[Data to use]
_ _ _ _

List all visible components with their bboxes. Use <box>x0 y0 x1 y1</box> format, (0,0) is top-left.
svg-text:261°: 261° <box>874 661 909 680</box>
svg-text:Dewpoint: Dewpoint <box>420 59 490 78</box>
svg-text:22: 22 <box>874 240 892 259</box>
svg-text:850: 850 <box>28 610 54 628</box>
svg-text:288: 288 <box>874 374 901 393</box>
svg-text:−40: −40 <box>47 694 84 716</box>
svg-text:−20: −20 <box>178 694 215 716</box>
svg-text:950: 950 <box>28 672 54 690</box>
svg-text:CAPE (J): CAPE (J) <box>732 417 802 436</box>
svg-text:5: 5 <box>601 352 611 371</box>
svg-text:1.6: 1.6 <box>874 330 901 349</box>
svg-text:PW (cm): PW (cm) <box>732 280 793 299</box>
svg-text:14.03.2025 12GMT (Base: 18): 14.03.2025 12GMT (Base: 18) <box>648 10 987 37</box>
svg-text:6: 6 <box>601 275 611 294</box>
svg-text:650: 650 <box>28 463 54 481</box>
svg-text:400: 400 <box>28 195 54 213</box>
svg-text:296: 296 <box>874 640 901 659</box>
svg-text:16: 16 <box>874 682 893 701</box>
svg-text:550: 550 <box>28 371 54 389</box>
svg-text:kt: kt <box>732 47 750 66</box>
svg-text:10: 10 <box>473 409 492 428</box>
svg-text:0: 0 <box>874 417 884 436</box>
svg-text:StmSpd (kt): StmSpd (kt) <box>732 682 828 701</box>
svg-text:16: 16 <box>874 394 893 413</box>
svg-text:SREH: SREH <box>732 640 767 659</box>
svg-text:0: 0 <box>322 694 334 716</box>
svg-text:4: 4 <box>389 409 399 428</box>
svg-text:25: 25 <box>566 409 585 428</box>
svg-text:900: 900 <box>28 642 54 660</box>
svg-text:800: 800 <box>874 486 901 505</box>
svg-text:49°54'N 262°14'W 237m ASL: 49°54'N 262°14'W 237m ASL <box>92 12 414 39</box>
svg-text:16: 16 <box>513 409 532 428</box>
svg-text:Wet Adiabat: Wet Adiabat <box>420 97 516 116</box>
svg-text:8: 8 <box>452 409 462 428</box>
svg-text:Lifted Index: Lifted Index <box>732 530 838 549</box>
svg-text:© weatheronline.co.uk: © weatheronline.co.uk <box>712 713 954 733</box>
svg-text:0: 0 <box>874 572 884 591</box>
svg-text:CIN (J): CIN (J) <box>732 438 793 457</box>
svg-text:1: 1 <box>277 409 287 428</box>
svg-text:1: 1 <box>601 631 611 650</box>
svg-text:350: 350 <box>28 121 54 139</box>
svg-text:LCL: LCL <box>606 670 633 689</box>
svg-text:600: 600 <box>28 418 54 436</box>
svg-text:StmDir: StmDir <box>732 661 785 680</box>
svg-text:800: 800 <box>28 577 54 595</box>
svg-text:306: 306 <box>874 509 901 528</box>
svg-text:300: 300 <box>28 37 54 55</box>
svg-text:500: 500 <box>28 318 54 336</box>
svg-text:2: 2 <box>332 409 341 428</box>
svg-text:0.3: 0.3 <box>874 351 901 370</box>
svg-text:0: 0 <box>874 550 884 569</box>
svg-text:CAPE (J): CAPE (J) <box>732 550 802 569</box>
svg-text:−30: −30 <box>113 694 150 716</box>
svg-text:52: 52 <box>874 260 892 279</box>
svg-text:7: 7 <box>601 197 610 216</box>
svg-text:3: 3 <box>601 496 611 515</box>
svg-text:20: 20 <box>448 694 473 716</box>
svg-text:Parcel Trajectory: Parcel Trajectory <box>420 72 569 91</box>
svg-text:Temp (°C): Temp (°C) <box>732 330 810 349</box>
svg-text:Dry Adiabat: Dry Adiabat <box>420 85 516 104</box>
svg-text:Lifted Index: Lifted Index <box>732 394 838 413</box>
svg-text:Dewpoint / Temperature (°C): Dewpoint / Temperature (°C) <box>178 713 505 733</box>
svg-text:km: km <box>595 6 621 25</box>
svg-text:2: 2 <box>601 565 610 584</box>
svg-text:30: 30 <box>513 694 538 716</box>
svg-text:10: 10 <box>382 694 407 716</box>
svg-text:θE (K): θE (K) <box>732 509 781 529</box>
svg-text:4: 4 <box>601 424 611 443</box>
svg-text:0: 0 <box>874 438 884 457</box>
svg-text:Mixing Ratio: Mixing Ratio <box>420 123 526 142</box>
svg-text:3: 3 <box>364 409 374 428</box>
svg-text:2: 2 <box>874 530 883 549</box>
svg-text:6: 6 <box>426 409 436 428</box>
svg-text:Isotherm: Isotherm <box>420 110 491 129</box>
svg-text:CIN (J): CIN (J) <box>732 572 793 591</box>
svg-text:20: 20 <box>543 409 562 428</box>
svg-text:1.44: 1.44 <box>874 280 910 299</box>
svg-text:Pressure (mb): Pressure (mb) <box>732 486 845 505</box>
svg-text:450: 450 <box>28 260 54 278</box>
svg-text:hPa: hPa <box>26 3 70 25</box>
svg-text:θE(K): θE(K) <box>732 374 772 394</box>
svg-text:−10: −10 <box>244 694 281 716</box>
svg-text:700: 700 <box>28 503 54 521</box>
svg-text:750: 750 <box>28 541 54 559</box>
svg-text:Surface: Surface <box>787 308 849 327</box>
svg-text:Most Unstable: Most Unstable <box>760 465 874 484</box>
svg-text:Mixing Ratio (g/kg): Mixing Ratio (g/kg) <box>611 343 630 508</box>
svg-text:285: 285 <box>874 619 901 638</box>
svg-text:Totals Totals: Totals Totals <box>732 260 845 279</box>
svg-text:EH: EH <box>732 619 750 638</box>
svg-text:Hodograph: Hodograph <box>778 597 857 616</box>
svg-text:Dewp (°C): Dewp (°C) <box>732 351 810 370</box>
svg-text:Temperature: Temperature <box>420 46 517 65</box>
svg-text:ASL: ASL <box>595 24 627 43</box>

_ _ _ _

[Objective] Please reproduce every line of the records above with no changes.

[Exercise result]
List all visible components with their bboxes. Use <box>x0 y0 x1 y1</box> format, (0,0) is top-left.
svg-text:261°: 261° <box>874 661 909 680</box>
svg-text:Dewpoint: Dewpoint <box>420 59 490 78</box>
svg-text:22: 22 <box>874 240 892 259</box>
svg-text:850: 850 <box>28 610 54 628</box>
svg-text:288: 288 <box>874 374 901 393</box>
svg-text:−40: −40 <box>47 694 84 716</box>
svg-text:−20: −20 <box>178 694 215 716</box>
svg-text:950: 950 <box>28 672 54 690</box>
svg-text:CAPE (J): CAPE (J) <box>732 417 802 436</box>
svg-text:5: 5 <box>601 352 611 371</box>
svg-text:1.6: 1.6 <box>874 330 901 349</box>
svg-text:PW (cm): PW (cm) <box>732 280 793 299</box>
svg-text:14.03.2025 12GMT (Base: 18): 14.03.2025 12GMT (Base: 18) <box>648 10 987 37</box>
svg-text:6: 6 <box>601 275 611 294</box>
svg-text:650: 650 <box>28 463 54 481</box>
svg-text:400: 400 <box>28 195 54 213</box>
svg-text:296: 296 <box>874 640 901 659</box>
svg-text:16: 16 <box>874 682 893 701</box>
svg-text:550: 550 <box>28 371 54 389</box>
svg-text:kt: kt <box>732 47 750 66</box>
svg-text:10: 10 <box>473 409 492 428</box>
svg-text:0: 0 <box>874 417 884 436</box>
svg-text:StmSpd (kt): StmSpd (kt) <box>732 682 828 701</box>
svg-text:16: 16 <box>874 394 893 413</box>
svg-text:SREH: SREH <box>732 640 767 659</box>
svg-text:0: 0 <box>322 694 334 716</box>
svg-text:4: 4 <box>389 409 399 428</box>
svg-text:25: 25 <box>566 409 585 428</box>
svg-text:900: 900 <box>28 642 54 660</box>
svg-text:800: 800 <box>874 486 901 505</box>
svg-text:49°54'N 262°14'W 237m ASL: 49°54'N 262°14'W 237m ASL <box>92 12 414 39</box>
svg-text:16: 16 <box>513 409 532 428</box>
svg-text:Wet Adiabat: Wet Adiabat <box>420 97 516 116</box>
svg-text:8: 8 <box>452 409 462 428</box>
svg-text:Lifted Index: Lifted Index <box>732 530 838 549</box>
svg-text:© weatheronline.co.uk: © weatheronline.co.uk <box>712 713 954 733</box>
svg-text:0: 0 <box>874 572 884 591</box>
svg-text:CIN (J): CIN (J) <box>732 438 793 457</box>
svg-text:1: 1 <box>277 409 287 428</box>
svg-text:1: 1 <box>601 631 611 650</box>
svg-text:350: 350 <box>28 121 54 139</box>
svg-text:LCL: LCL <box>606 670 633 689</box>
svg-text:600: 600 <box>28 418 54 436</box>
svg-text:StmDir: StmDir <box>732 661 785 680</box>
svg-text:800: 800 <box>28 577 54 595</box>
svg-text:306: 306 <box>874 509 901 528</box>
svg-text:300: 300 <box>28 37 54 55</box>
svg-text:500: 500 <box>28 318 54 336</box>
svg-text:2: 2 <box>332 409 341 428</box>
svg-text:0.3: 0.3 <box>874 351 901 370</box>
svg-text:0: 0 <box>874 550 884 569</box>
svg-text:CAPE (J): CAPE (J) <box>732 550 802 569</box>
svg-text:−30: −30 <box>113 694 150 716</box>
svg-text:52: 52 <box>874 260 892 279</box>
svg-text:7: 7 <box>601 197 610 216</box>
svg-text:3: 3 <box>601 496 611 515</box>
svg-text:20: 20 <box>448 694 473 716</box>
svg-text:Parcel Trajectory: Parcel Trajectory <box>420 72 569 91</box>
svg-text:Temp (°C): Temp (°C) <box>732 330 810 349</box>
svg-text:Dry Adiabat: Dry Adiabat <box>420 85 516 104</box>
svg-text:Lifted Index: Lifted Index <box>732 394 838 413</box>
svg-text:Dewpoint / Temperature (°C): Dewpoint / Temperature (°C) <box>178 713 505 733</box>
svg-text:km: km <box>595 6 621 25</box>
svg-text:2: 2 <box>601 565 610 584</box>
svg-text:30: 30 <box>513 694 538 716</box>
svg-text:10: 10 <box>382 694 407 716</box>
svg-text:θE (K): θE (K) <box>732 509 781 529</box>
svg-text:4: 4 <box>601 424 611 443</box>
svg-text:0: 0 <box>874 438 884 457</box>
svg-text:Mixing Ratio: Mixing Ratio <box>420 123 526 142</box>
svg-text:3: 3 <box>364 409 374 428</box>
svg-text:2: 2 <box>874 530 883 549</box>
svg-text:6: 6 <box>426 409 436 428</box>
svg-text:Isotherm: Isotherm <box>420 110 491 129</box>
svg-text:CIN (J): CIN (J) <box>732 572 793 591</box>
svg-text:20: 20 <box>543 409 562 428</box>
svg-text:1.44: 1.44 <box>874 280 910 299</box>
svg-text:Pressure (mb): Pressure (mb) <box>732 486 845 505</box>
svg-text:450: 450 <box>28 260 54 278</box>
svg-text:hPa: hPa <box>26 3 70 25</box>
svg-text:θE(K): θE(K) <box>732 374 772 394</box>
svg-text:−10: −10 <box>244 694 281 716</box>
svg-text:700: 700 <box>28 503 54 521</box>
svg-text:750: 750 <box>28 541 54 559</box>
svg-text:Surface: Surface <box>787 308 849 327</box>
svg-text:Most Unstable: Most Unstable <box>760 465 874 484</box>
svg-text:Mixing Ratio (g/kg): Mixing Ratio (g/kg) <box>611 343 630 508</box>
svg-text:285: 285 <box>874 619 901 638</box>
svg-text:Totals Totals: Totals Totals <box>732 260 845 279</box>
svg-text:EH: EH <box>732 619 750 638</box>
svg-text:Hodograph: Hodograph <box>778 597 857 616</box>
svg-text:Dewp (°C): Dewp (°C) <box>732 351 810 370</box>
svg-text:Temperature: Temperature <box>420 46 517 65</box>
svg-text:ASL: ASL <box>595 24 627 43</box>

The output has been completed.